=== GIVEN PROBLEM ===
Could you give the data below again, exactly and completely?

···

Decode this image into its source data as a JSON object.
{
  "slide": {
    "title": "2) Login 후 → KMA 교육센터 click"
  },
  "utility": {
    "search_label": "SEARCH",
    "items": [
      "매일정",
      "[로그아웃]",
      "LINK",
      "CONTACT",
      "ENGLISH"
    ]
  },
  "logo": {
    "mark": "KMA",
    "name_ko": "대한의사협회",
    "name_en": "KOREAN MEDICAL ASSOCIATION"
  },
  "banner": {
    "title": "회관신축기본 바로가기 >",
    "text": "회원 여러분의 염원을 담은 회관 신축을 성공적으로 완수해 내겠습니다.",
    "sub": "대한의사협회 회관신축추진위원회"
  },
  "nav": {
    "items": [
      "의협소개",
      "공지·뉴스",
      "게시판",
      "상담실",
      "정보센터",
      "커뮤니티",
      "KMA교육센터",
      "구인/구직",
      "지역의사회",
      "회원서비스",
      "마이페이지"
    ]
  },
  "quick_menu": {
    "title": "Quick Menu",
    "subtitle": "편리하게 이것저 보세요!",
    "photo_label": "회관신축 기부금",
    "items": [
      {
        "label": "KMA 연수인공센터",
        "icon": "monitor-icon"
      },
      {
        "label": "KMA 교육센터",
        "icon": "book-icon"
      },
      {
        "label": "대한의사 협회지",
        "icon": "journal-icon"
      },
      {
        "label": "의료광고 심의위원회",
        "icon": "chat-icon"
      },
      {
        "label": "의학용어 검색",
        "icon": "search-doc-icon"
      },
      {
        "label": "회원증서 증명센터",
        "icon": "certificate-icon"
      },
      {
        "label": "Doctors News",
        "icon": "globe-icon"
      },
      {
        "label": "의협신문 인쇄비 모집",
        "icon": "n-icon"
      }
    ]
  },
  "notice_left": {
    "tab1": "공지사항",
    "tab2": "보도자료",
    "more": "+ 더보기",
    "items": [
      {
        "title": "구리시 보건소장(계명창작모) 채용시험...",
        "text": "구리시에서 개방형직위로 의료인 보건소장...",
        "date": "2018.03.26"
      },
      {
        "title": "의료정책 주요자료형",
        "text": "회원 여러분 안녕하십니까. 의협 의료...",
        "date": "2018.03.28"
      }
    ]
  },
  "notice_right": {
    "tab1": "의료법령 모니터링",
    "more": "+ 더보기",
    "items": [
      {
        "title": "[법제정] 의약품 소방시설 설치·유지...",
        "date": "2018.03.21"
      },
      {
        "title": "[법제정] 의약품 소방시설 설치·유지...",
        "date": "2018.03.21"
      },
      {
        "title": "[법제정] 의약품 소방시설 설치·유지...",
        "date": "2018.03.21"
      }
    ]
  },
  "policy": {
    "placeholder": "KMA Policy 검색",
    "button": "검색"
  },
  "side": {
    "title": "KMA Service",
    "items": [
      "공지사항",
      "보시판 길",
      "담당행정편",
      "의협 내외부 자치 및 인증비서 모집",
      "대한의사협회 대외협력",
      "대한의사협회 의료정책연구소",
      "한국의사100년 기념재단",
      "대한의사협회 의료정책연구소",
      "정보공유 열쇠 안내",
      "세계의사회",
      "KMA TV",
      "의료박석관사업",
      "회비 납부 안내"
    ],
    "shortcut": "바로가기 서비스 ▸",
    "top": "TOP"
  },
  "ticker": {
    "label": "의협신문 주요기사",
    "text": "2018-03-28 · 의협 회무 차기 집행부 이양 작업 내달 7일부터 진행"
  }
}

···

=== RESULT OF THE TASK ===
Decode this image into its source data as a JSON object.
{
  "slide": {
    "title": "2) Login 후 → KMA 교육센터 click"
  },
  "utility": {
    "search_label": "SEARCH",
    "items": [
      "매일정",
      "[로그아웃]",
      "LINK",
      "CONTACT",
      "ENGLISH"
    ]
  },
  "logo": {
    "mark": "KMA",
    "name_ko": "대한의사협회",
    "name_en": "KOREAN MEDICAL ASSOCIATION"
  },
  "banner": {
    "title": "회관신축기본 바로가기 >",
    "text": "회원 여러분의 염원을 담은 회관 신축을 성공적으로 완수해 내겠습니다.",
    "sub": "대한의사협회 회관신축추진위원회"
  },
  "nav": {
    "items": [
      "의협소개",
      "공지·뉴스",
      "게시판",
      "상담실",
      "정보센터",
      "커뮤니티",
      "KMA교육센터",
      "구인/구직",
      "지역의사회",
      "회원서비스",
      "마이페이지"
    ]
  },
  "quick_menu": {
    "title": "Quick Menu",
    "subtitle": "편리하게 이것저 보세요!",
    "photo_label": "회관신축 기부금",
    "items": [
      {
        "label": "KMA 연수인공센터",
        "icon": "monitor-icon"
      },
      {
        "label": "KMA 교육센터",
        "icon": "book-icon"
      },
      {
        "label": "대한의사 협회지",
        "icon": "journal-icon"
      },
      {
        "label": "의료광고 심의위원회",
        "icon": "chat-icon"
      },
      {
        "label": "의학용어 검색",
        "icon": "search-doc-icon"
      },
      {
        "label": "회원증서 증명센터",
        "icon": "certificate-icon"
      },
      {
        "label": "Doctors News",
        "icon": "globe-icon"
      },
      {
        "label": "의협신문 인쇄비 모집",
        "icon": "n-icon"
      }
    ]
  },
  "notice_left": {
    "tab1": "공지사항",
    "tab2": "보도자료",
    "more": "+ 더보기",
    "items": [
      {
        "title": "구리시 보건소장(계명창작모) 채용시험...",
        "text": "구리시에서 개방형직위로 의료인 보건소장...",
        "date": "2018.03.26"
      },
      {
        "title": "의료정책 주요자료형",
        "text": "회원 여러분 안녕하십니까. 의협 의료...",
        "date": "2018.03.28"
      }
    ]
  },
  "notice_right": {
    "tab1": "의료법령 모니터링",
    "more": "+ 더보기",
    "items": [
      {
        "title": "[법제정] 의약품 소방시설 설치·유지...",
        "date": "2018.03.21"
      },
      {
        "title": "[법제정] 의약품 소방시설 설치·유지...",
        "date": "2018.03.21"
      },
      {
        "title": "[법제정] 의약품 소방시설 설치·유지...",
        "date": "2018.03.21"
      }
    ]
  },
  "policy": {
    "placeholder": "KMA Policy 검색",
    "button": "검색"
  },
  "side": {
    "title": "KMA Service",
    "items": [
      "공지사항",
      "보시판 길",
      "담당행정편",
      "의협 내외부 자치 및 인증비서 모집",
      "대한의사협회 대외협력",
      "대한의사협회 의료정책연구소",
      "한국의사100년 기념재단",
      "대한의사협회 의료정책연구소",
      "정보공유 열쇠 안내",
      "세계의사회",
      "KMA TV",
      "의료박석관사업",
      "회비 납부 안내"
    ],
    "shortcut": "바로가기 서비스 ▸",
    "top": "TOP"
  },
  "ticker": {
    "label": "의협신문 주요기사",
    "text": "2018-03-28 · 의협 회무 차기 집행부 이양 작업 내달 7일부터 진행"
  }
}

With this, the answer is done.